- **The problem**
Each of the entries should be retyped precisely as it appears.

::: Records provided

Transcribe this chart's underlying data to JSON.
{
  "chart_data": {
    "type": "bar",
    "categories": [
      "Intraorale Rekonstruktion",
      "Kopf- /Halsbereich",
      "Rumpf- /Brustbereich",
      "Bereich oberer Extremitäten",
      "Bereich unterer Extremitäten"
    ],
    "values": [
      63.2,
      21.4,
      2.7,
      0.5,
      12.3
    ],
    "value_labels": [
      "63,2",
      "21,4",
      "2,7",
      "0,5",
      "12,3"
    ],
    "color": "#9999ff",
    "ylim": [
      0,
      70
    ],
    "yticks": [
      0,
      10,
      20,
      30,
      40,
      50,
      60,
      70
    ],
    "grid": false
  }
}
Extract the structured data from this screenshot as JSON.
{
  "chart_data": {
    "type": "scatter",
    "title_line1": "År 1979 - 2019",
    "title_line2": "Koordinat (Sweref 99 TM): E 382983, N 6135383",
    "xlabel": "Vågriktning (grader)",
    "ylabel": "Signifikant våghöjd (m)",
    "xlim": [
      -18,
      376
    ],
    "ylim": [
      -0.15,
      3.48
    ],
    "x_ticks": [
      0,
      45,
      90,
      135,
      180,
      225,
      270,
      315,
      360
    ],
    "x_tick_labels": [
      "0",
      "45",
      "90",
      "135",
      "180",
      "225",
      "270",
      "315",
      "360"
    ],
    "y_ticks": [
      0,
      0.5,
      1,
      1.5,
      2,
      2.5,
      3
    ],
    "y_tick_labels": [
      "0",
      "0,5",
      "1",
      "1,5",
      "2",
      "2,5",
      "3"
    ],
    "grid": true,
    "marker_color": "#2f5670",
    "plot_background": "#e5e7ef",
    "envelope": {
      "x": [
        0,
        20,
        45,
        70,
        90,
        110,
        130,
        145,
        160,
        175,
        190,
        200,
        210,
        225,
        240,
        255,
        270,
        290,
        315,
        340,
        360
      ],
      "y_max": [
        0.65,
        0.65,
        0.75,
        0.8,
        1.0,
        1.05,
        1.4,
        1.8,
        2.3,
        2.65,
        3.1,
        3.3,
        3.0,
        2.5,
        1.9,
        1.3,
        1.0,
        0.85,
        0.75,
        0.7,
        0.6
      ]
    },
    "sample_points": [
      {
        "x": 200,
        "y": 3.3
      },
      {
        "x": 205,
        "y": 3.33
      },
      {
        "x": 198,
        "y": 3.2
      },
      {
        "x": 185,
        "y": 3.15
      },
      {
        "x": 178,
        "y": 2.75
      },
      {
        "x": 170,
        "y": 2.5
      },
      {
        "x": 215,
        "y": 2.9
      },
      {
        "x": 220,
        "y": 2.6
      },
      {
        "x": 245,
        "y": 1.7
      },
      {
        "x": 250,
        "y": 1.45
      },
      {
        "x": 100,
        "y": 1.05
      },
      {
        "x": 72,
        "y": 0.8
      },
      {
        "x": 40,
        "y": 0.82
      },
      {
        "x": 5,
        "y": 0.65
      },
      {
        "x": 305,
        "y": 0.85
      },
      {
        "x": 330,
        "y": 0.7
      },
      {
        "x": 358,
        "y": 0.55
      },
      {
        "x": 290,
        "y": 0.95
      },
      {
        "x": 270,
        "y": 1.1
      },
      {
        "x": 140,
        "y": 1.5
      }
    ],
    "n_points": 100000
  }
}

::::::

- **Correct result**
Transcribe this chart's underlying data to JSON.
{
  "chart_data": {
    "type": "bar",
    "categories": [
      "Intraorale Rekonstruktion",
      "Kopf- /Halsbereich",
      "Rumpf- /Brustbereich",
      "Bereich oberer Extremitäten",
      "Bereich unterer Extremitäten"
    ],
    "values": [
      63.2,
      21.4,
      2.7,
      0.5,
      12.3
    ],
    "value_labels": [
      "63,2",
      "21,4",
      "2,7",
      "0,5",
      "12,3"
    ],
    "color": "#9999ff",
    "ylim": [
      0,
      70
    ],
    "yticks": [
      0,
      10,
      20,
      30,
      40,
      50,
      60,
      70
    ],
    "grid": false
  }
}
Extract the structured data from this screenshot as JSON.
{
  "chart_data": {
    "type": "scatter",
    "title_line1": "År 1979 - 2019",
    "title_line2": "Koordinat (Sweref 99 TM): E 382983, N 6135383",
    "xlabel": "Vågriktning (grader)",
    "ylabel": "Signifikant våghöjd (m)",
    "xlim": [
      -18,
      376
    ],
    "ylim": [
      -0.15,
      3.48
    ],
    "x_ticks": [
      0,
      45,
      90,
      135,
      180,
      225,
      270,
      315,
      360
    ],
    "x_tick_labels": [
      "0",
      "45",
      "90",
      "135",
      "180",
      "225",
      "270",
      "315",
      "360"
    ],
    "y_ticks": [
      0,
      0.5,
      1,
      1.5,
      2,
      2.5,
      3
    ],
    "y_tick_labels": [
      "0",
      "0,5",
      "1",
      "1,5",
      "2",
      "2,5",
      "3"
    ],
    "grid": true,
    "marker_color": "#2f5670",
    "plot_background": "#e5e7ef",
    "envelope": {
      "x": [
        0,
        20,
        45,
        70,
        90,
        110,
        130,
        145,
        160,
        175,
        190,
        200,
        210,
        225,
        240,
        255,
        270,
        290,
        315,
        340,
        360
      ],
      "y_max": [
        0.65,
        0.65,
        0.75,
        0.8,
        1.0,
        1.05,
        1.4,
        1.8,
        2.3,
        2.65,
        3.1,
        3.3,
        3.0,
        2.5,
        1.9,
        1.3,
        1.0,
        0.85,
        0.75,
        0.7,
        0.6
      ]
    },
    "sample_points": [
      {
        "x": 200,
        "y": 3.3
      },
      {
        "x": 205,
        "y": 3.33
      },
      {
        "x": 198,
        "y": 3.2
      },
      {
        "x": 185,
        "y": 3.15
      },
      {
        "x": 178,
        "y": 2.75
      },
      {
        "x": 170,
        "y": 2.5
      },
      {
        "x": 215,
        "y": 2.9
      },
      {
        "x": 220,
        "y": 2.6
      },
      {
        "x": 245,
        "y": 1.7
      },
      {
        "x": 250,
        "y": 1.45
      },
      {
        "x": 100,
        "y": 1.05
      },
      {
        "x": 72,
        "y": 0.8
      },
      {
        "x": 40,
        "y": 0.82
      },
      {
        "x": 5,
        "y": 0.65
      },
      {
        "x": 305,
        "y": 0.85
      },
      {
        "x": 330,
        "y": 0.7
      },
      {
        "x": 358,
        "y": 0.55
      },
      {
        "x": 290,
        "y": 0.95
      },
      {
        "x": 270,
        "y": 1.1
      },
      {
        "x": 140,
        "y": 1.5
      }
    ],
    "n_points": 100000
  }
}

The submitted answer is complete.